▶ _The problem_
Scan the data below and report how many lines include the word "period". Nothing else is wanted.

Saved entries
━━━

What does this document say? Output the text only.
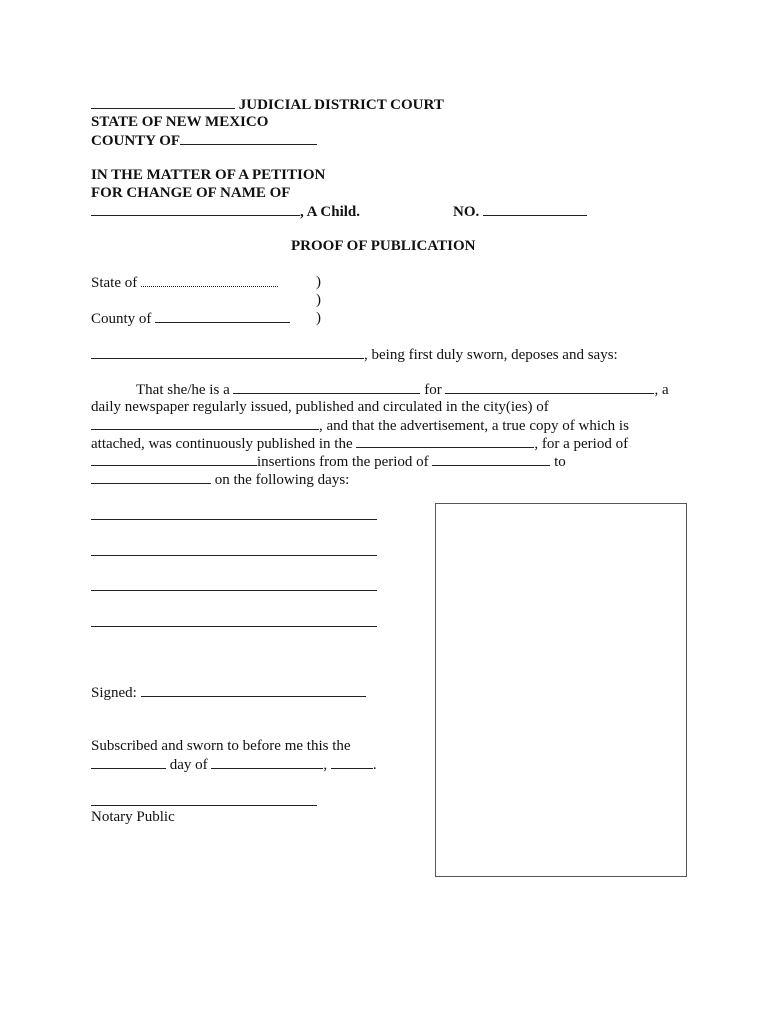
JUDICIAL DISTRICT COURT
STATE OF NEW MEXICO
COUNTY OF
IN THE MATTER OF A PETITION
FOR CHANGE OF NAME OF
, A Child.	NO.
PROOF OF PUBLICATION
State of	)
)
County of	)
, being first duly sworn, deposes and says:
That she/he is a	for	, a
daily newspaper regularly issued, published and circulated in the city(ies) of
, and that the advertisement, a true copy of which is
attached, was continuously published in the	, for a period of
insertions from the period of	to
on the following days:
Signed:
Subscribed and sworn to before me this the
day of	,	.
Notary Public
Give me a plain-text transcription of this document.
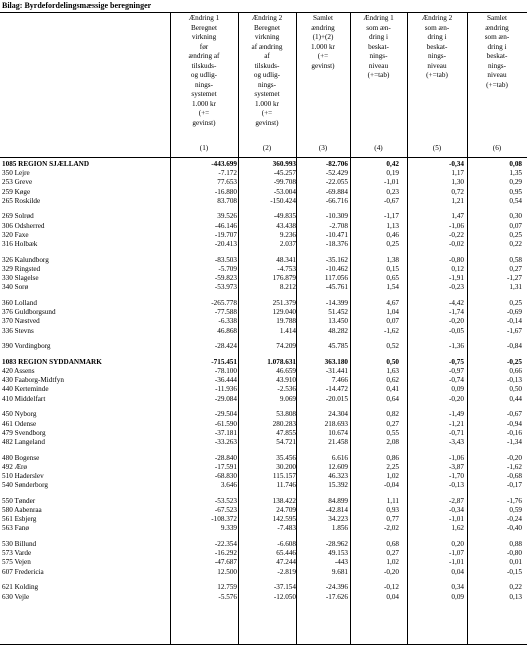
Bilag: Byrdefordelingsmæssige beregninger
Ændring 1
Beregnet
virkning
før
ændring af
tilskuds-
og udlig-
nings-
systemet
1.000 kr
(+=
gevinst)
Ændring 2
Beregnet
virkning
af ændring
af
tilskuds-
og udlig-
nings-
systemet
1.000 kr
(+=
gevinst)
Samlet
ændring
(1)+(2)
1.000 kr
(+=
gevinst)
Ændring 1
som æn-
dring i
beskat-
nings-
niveau
(+=tab)
Ændring 2
som æn-
dring i
beskat-
nings-
niveau
(+=tab)
Samlet
ændring
som æn-
dring i
beskat-
nings-
niveau
(+=tab)
(1)	(2)	(3)	(4)	(5)	(6)
1085 REGION SJÆLLAND	-443.699	360.993	-82.706	0,42	-0,34	0,08
350 Lejre	-7.172	-45.257	-52.429	0,19	1,17	1,35
253 Greve	77.653	-99.708	-22.055	-1,01	1,30	0,29
259 Køge	-16.880	-53.004	-69.884	0,23	0,72	0,95
265 Roskilde	83.708	-150.424	-66.716	-0,67	1,21	0,54
269 Solrød	39.526	-49.835	-10.309	-1,17	1,47	0,30
306 Odsherred	-46.146	43.438	-2.708	1,13	-1,06	0,07
320 Faxe	-19.707	9.236	-10.471	0,46	-0,22	0,25
316 Holbæk	-20.413	2.037	-18.376	0,25	-0,02	0,22
326 Kalundborg	-83.503	48.341	-35.162	1,38	-0,80	0,58
329 Ringsted	-5.709	-4.753	-10.462	0,15	0,12	0,27
330 Slagelse	-59.823	176.879	117.056	0,65	-1,91	-1,27
340 Sorø	-53.973	8.212	-45.761	1,54	-0,23	1,31
360 Lolland	-265.778	251.379	-14.399	4,67	-4,42	0,25
376 Guldborgsund	-77.588	129.040	51.452	1,04	-1,74	-0,69
370 Næstved	-6.338	19.788	13.450	0,07	-0,20	-0,14
336 Stevns	46.868	1.414	48.282	-1,62	-0,05	-1,67
390 Vordingborg	-28.424	74.209	45.785	0,52	-1,36	-0,84
1083 REGION SYDDANMARK	-715.451	1.078.631	363.180	0,50	-0,75	-0,25
420 Assens	-78.100	46.659	-31.441	1,63	-0,97	0,66
430 Faaborg-Midtfyn	-36.444	43.910	7.466	0,62	-0,74	-0,13
440 Kerteminde	-11.936	-2.536	-14.472	0,41	0,09	0,50
410 Middelfart	-29.084	9.069	-20.015	0,64	-0,20	0,44
450 Nyborg	-29.504	53.808	24.304	0,82	-1,49	-0,67
461 Odense	-61.590	280.283	218.693	0,27	-1,21	-0,94
479 Svendborg	-37.181	47.855	10.674	0,55	-0,71	-0,16
482 Langeland	-33.263	54.721	21.458	2,08	-3,43	-1,34
480 Bogense	-28.840	35.456	6.616	0,86	-1,06	-0,20
492 Ærø	-17.591	30.200	12.609	2,25	-3,87	-1,62
510 Haderslev	-68.830	115.157	46.323	1,02	-1,70	-0,68
540 Sønderborg	3.646	11.746	15.392	-0,04	-0,13	-0,17
550 Tønder	-53.523	138.422	84.899	1,11	-2,87	-1,76
580 Aabenraa	-67.523	24.709	-42.814	0,93	-0,34	0,59
561 Esbjerg	-108.372	142.595	34.223	0,77	-1,01	-0,24
563 Fanø	9.339	-7.483	1.856	-2,02	1,62	-0,40
530 Billund	-22.354	-6.608	-28.962	0,68	0,20	0,88
573 Varde	-16.292	65.446	49.153	0,27	-1,07	-0,80
575 Vejen	-47.687	47.244	-443	1,02	-1,01	0,01
607 Fredericia	12.500	-2.819	9.681	-0,20	0,04	-0,15
621 Kolding	12.759	-37.154	-24.396	-0,12	0,34	0,22
630 Vejle	-5.576	-12.050	-17.626	0,04	0,09	0,13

━━━

▶ _Result_
2